- [Your instructions]: The data must be returned in full and exactly as given.

- [Stored rows]:
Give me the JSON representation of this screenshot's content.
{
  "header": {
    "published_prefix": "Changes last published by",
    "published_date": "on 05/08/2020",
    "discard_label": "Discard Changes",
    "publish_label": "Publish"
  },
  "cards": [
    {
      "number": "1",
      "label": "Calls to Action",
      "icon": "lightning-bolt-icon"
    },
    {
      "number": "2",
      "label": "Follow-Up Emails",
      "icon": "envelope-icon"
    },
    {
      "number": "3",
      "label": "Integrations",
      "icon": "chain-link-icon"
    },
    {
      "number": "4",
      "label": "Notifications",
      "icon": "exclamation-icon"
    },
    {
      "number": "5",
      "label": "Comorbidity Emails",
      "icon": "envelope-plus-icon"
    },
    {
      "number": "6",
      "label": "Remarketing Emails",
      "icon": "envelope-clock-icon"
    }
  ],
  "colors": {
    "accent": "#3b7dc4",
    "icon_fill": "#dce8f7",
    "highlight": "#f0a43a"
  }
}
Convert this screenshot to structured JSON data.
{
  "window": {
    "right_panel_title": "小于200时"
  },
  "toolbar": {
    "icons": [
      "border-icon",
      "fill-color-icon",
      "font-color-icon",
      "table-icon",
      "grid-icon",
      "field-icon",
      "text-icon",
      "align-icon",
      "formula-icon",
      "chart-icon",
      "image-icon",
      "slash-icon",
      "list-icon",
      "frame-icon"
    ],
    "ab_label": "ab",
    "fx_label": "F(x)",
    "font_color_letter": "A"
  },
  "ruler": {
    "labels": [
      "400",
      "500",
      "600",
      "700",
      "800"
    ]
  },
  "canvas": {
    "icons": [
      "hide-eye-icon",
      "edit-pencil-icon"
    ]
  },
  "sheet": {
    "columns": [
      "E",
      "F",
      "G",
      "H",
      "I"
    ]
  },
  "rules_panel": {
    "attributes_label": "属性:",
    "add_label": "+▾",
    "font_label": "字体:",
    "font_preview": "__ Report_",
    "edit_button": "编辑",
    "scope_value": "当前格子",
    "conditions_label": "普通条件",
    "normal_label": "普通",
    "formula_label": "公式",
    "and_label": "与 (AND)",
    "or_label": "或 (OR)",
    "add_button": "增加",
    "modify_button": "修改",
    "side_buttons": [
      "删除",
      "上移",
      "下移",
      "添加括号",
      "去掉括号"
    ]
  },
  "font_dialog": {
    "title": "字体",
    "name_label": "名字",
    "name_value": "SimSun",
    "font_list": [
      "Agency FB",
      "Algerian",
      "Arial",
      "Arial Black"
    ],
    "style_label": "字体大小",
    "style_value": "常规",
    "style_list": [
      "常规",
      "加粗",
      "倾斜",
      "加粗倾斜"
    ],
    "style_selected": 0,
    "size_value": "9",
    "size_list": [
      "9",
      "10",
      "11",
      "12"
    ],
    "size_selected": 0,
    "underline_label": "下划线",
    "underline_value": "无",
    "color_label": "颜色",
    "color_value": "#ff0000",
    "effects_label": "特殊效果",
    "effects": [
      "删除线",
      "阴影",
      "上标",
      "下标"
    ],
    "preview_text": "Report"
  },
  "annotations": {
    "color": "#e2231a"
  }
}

- [Result of this exercise]:
Give me the JSON representation of this screenshot's content.
{
  "header": {
    "published_prefix": "Changes last published by",
    "published_date": "on 05/08/2020",
    "discard_label": "Discard Changes",
    "publish_label": "Publish"
  },
  "cards": [
    {
      "number": "1",
      "label": "Calls to Action",
      "icon": "lightning-bolt-icon"
    },
    {
      "number": "2",
      "label": "Follow-Up Emails",
      "icon": "envelope-icon"
    },
    {
      "number": "3",
      "label": "Integrations",
      "icon": "chain-link-icon"
    },
    {
      "number": "4",
      "label": "Notifications",
      "icon": "exclamation-icon"
    },
    {
      "number": "5",
      "label": "Comorbidity Emails",
      "icon": "envelope-plus-icon"
    },
    {
      "number": "6",
      "label": "Remarketing Emails",
      "icon": "envelope-clock-icon"
    }
  ],
  "colors": {
    "accent": "#3b7dc4",
    "icon_fill": "#dce8f7",
    "highlight": "#f0a43a"
  }
}
Convert this screenshot to structured JSON data.
{
  "window": {
    "right_panel_title": "小于200时"
  },
  "toolbar": {
    "icons": [
      "border-icon",
      "fill-color-icon",
      "font-color-icon",
      "table-icon",
      "grid-icon",
      "field-icon",
      "text-icon",
      "align-icon",
      "formula-icon",
      "chart-icon",
      "image-icon",
      "slash-icon",
      "list-icon",
      "frame-icon"
    ],
    "ab_label": "ab",
    "fx_label": "F(x)",
    "font_color_letter": "A"
  },
  "ruler": {
    "labels": [
      "400",
      "500",
      "600",
      "700",
      "800"
    ]
  },
  "canvas": {
    "icons": [
      "hide-eye-icon",
      "edit-pencil-icon"
    ]
  },
  "sheet": {
    "columns": [
      "E",
      "F",
      "G",
      "H",
      "I"
    ]
  },
  "rules_panel": {
    "attributes_label": "属性:",
    "add_label": "+▾",
    "font_label": "字体:",
    "font_preview": "__ Report_",
    "edit_button": "编辑",
    "scope_value": "当前格子",
    "conditions_label": "普通条件",
    "normal_label": "普通",
    "formula_label": "公式",
    "and_label": "与 (AND)",
    "or_label": "或 (OR)",
    "add_button": "增加",
    "modify_button": "修改",
    "side_buttons": [
      "删除",
      "上移",
      "下移",
      "添加括号",
      "去掉括号"
    ]
  },
  "font_dialog": {
    "title": "字体",
    "name_label": "名字",
    "name_value": "SimSun",
    "font_list": [
      "Agency FB",
      "Algerian",
      "Arial",
      "Arial Black"
    ],
    "style_label": "字体大小",
    "style_value": "常规",
    "style_list": [
      "常规",
      "加粗",
      "倾斜",
      "加粗倾斜"
    ],
    "style_selected": 0,
    "size_value": "9",
    "size_list": [
      "9",
      "10",
      "11",
      "12"
    ],
    "size_selected": 0,
    "underline_label": "下划线",
    "underline_value": "无",
    "color_label": "颜色",
    "color_value": "#ff0000",
    "effects_label": "特殊效果",
    "effects": [
      "删除线",
      "阴影",
      "上标",
      "下标"
    ],
    "preview_text": "Report"
  },
  "annotations": {
    "color": "#e2231a"
  }
}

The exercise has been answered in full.